Given instruction: Return the full listing exactly as it is written.

Excerpted records:
════════════════

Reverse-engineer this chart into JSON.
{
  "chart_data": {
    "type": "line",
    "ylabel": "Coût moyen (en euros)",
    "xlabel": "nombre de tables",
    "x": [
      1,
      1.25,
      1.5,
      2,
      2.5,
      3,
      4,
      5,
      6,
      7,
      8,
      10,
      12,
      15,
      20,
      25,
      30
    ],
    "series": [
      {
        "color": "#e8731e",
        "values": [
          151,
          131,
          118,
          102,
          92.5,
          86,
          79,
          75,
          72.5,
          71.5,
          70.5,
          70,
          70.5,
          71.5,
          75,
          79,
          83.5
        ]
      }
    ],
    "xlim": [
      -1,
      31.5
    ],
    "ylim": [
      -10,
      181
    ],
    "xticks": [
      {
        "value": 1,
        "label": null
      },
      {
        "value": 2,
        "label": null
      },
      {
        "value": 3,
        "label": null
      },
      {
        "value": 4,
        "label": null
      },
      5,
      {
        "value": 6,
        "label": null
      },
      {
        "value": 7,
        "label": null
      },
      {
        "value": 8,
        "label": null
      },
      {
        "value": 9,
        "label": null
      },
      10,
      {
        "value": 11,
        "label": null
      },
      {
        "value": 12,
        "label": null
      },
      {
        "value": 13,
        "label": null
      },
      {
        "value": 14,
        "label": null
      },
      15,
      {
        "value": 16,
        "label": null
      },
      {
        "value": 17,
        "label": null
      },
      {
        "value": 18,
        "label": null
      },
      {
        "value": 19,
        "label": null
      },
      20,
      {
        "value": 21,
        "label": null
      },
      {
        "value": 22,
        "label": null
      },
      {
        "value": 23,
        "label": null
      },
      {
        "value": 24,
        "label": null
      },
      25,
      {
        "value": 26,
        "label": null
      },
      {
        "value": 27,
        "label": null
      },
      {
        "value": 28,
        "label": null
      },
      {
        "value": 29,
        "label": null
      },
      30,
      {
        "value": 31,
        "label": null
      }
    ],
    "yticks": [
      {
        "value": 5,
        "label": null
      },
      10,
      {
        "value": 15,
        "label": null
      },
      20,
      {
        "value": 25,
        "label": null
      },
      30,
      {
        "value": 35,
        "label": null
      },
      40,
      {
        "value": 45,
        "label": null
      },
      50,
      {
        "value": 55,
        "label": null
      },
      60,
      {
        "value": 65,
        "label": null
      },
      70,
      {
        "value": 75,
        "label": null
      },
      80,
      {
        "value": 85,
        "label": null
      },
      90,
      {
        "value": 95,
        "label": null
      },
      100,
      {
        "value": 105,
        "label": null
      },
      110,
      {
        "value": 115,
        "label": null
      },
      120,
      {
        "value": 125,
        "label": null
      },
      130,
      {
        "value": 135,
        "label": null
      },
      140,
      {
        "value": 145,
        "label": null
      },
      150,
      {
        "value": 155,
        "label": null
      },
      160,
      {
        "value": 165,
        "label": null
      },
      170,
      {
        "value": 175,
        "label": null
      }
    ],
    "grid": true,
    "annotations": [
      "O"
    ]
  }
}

════════════════

Finished task:
Reverse-engineer this chart into JSON.
{
  "chart_data": {
    "type": "line",
    "ylabel": "Coût moyen (en euros)",
    "xlabel": "nombre de tables",
    "x": [
      1,
      1.25,
      1.5,
      2,
      2.5,
      3,
      4,
      5,
      6,
      7,
      8,
      10,
      12,
      15,
      20,
      25,
      30
    ],
    "series": [
      {
        "color": "#e8731e",
        "values": [
          151,
          131,
          118,
          102,
          92.5,
          86,
          79,
          75,
          72.5,
          71.5,
          70.5,
          70,
          70.5,
          71.5,
          75,
          79,
          83.5
        ]
      }
    ],
    "xlim": [
      -1,
      31.5
    ],
    "ylim": [
      -10,
      181
    ],
    "xticks": [
      {
        "value": 1,
        "label": null
      },
      {
        "value": 2,
        "label": null
      },
      {
        "value": 3,
        "label": null
      },
      {
        "value": 4,
        "label": null
      },
      5,
      {
        "value": 6,
        "label": null
      },
      {
        "value": 7,
        "label": null
      },
      {
        "value": 8,
        "label": null
      },
      {
        "value": 9,
        "label": null
      },
      10,
      {
        "value": 11,
        "label": null
      },
      {
        "value": 12,
        "label": null
      },
      {
        "value": 13,
        "label": null
      },
      {
        "value": 14,
        "label": null
      },
      15,
      {
        "value": 16,
        "label": null
      },
      {
        "value": 17,
        "label": null
      },
      {
        "value": 18,
        "label": null
      },
      {
        "value": 19,
        "label": null
      },
      20,
      {
        "value": 21,
        "label": null
      },
      {
        "value": 22,
        "label": null
      },
      {
        "value": 23,
        "label": null
      },
      {
        "value": 24,
        "label": null
      },
      25,
      {
        "value": 26,
        "label": null
      },
      {
        "value": 27,
        "label": null
      },
      {
        "value": 28,
        "label": null
      },
      {
        "value": 29,
        "label": null
      },
      30,
      {
        "value": 31,
        "label": null
      }
    ],
    "yticks": [
      {
        "value": 5,
        "label": null
      },
      10,
      {
        "value": 15,
        "label": null
      },
      20,
      {
        "value": 25,
        "label": null
      },
      30,
      {
        "value": 35,
        "label": null
      },
      40,
      {
        "value": 45,
        "label": null
      },
      50,
      {
        "value": 55,
        "label": null
      },
      60,
      {
        "value": 65,
        "label": null
      },
      70,
      {
        "value": 75,
        "label": null
      },
      80,
      {
        "value": 85,
        "label": null
      },
      90,
      {
        "value": 95,
        "label": null
      },
      100,
      {
        "value": 105,
        "label": null
      },
      110,
      {
        "value": 115,
        "label": null
      },
      120,
      {
        "value": 125,
        "label": null
      },
      130,
      {
        "value": 135,
        "label": null
      },
      140,
      {
        "value": 145,
        "label": null
      },
      150,
      {
        "value": 155,
        "label": null
      },
      160,
      {
        "value": 165,
        "label": null
      },
      170,
      {
        "value": 175,
        "label": null
      }
    ],
    "grid": true,
    "annotations": [
      "O"
    ]
  }
}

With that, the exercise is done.